## Input rows
----
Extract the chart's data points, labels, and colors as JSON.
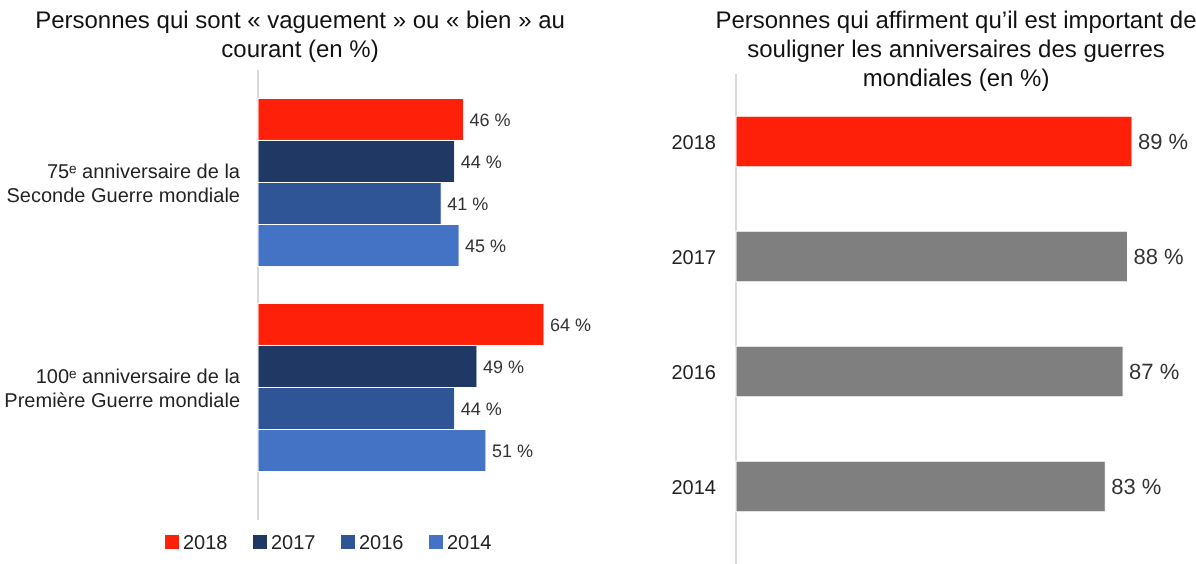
{
  "chart_data": [
    {
      "type": "bar",
      "orientation": "horizontal",
      "title": "Personnes qui sont « vaguement » ou « bien » au courant (en %)",
      "categories": [
        "75ᵉ anniversaire de la Seconde Guerre mondiale",
        "100ᵉ anniversaire de la Première Guerre mondiale"
      ],
      "series": [
        {
          "name": "2018",
          "color": "#ff200a",
          "values": [
            46,
            64
          ],
          "value_labels": [
            "46 %",
            "64 %"
          ]
        },
        {
          "name": "2017",
          "color": "#203864",
          "values": [
            44,
            49
          ],
          "value_labels": [
            "44 %",
            "49 %"
          ]
        },
        {
          "name": "2016",
          "color": "#2f5597",
          "values": [
            41,
            44
          ],
          "value_labels": [
            "41 %",
            "44 %"
          ]
        },
        {
          "name": "2014",
          "color": "#4472c4",
          "values": [
            45,
            51
          ],
          "value_labels": [
            "45 %",
            "51 %"
          ]
        }
      ],
      "legend": "bottom"
    },
    {
      "type": "bar",
      "orientation": "horizontal",
      "title": "Personnes qui affirment qu’il est important de souligner les anniversaires des guerres mondiales (en %)",
      "categories": [
        "2018",
        "2017",
        "2016",
        "2014"
      ],
      "values": [
        89,
        88,
        87,
        83
      ],
      "colors": [
        "#ff200a",
        "#7f7f7f",
        "#7f7f7f",
        "#7f7f7f"
      ],
      "value_labels": [
        "89 %",
        "88 %",
        "87 %",
        "83 %"
      ]
    }
  ]
}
----
## Required task
Repeat each line of the records above exactly, but do not copy the pictures.

## Solution for this task
Extract the chart's data points, labels, and colors as JSON.
{
  "chart_data": [
    {
      "type": "bar",
      "orientation": "horizontal",
      "title": "Personnes qui sont « vaguement » ou « bien » au courant (en %)",
      "categories": [
        "75ᵉ anniversaire de la Seconde Guerre mondiale",
        "100ᵉ anniversaire de la Première Guerre mondiale"
      ],
      "series": [
        {
          "name": "2018",
          "color": "#ff200a",
          "values": [
            46,
            64
          ],
          "value_labels": [
            "46 %",
            "64 %"
          ]
        },
        {
          "name": "2017",
          "color": "#203864",
          "values": [
            44,
            49
          ],
          "value_labels": [
            "44 %",
            "49 %"
          ]
        },
        {
          "name": "2016",
          "color": "#2f5597",
          "values": [
            41,
            44
          ],
          "value_labels": [
            "41 %",
            "44 %"
          ]
        },
        {
          "name": "2014",
          "color": "#4472c4",
          "values": [
            45,
            51
          ],
          "value_labels": [
            "45 %",
            "51 %"
          ]
        }
      ],
      "legend": "bottom"
    },
    {
      "type": "bar",
      "orientation": "horizontal",
      "title": "Personnes qui affirment qu’il est important de souligner les anniversaires des guerres mondiales (en %)",
      "categories": [
        "2018",
        "2017",
        "2016",
        "2014"
      ],
      "values": [
        89,
        88,
        87,
        83
      ],
      "colors": [
        "#ff200a",
        "#7f7f7f",
        "#7f7f7f",
        "#7f7f7f"
      ],
      "value_labels": [
        "89 %",
        "88 %",
        "87 %",
        "83 %"
      ]
    }
  ]
}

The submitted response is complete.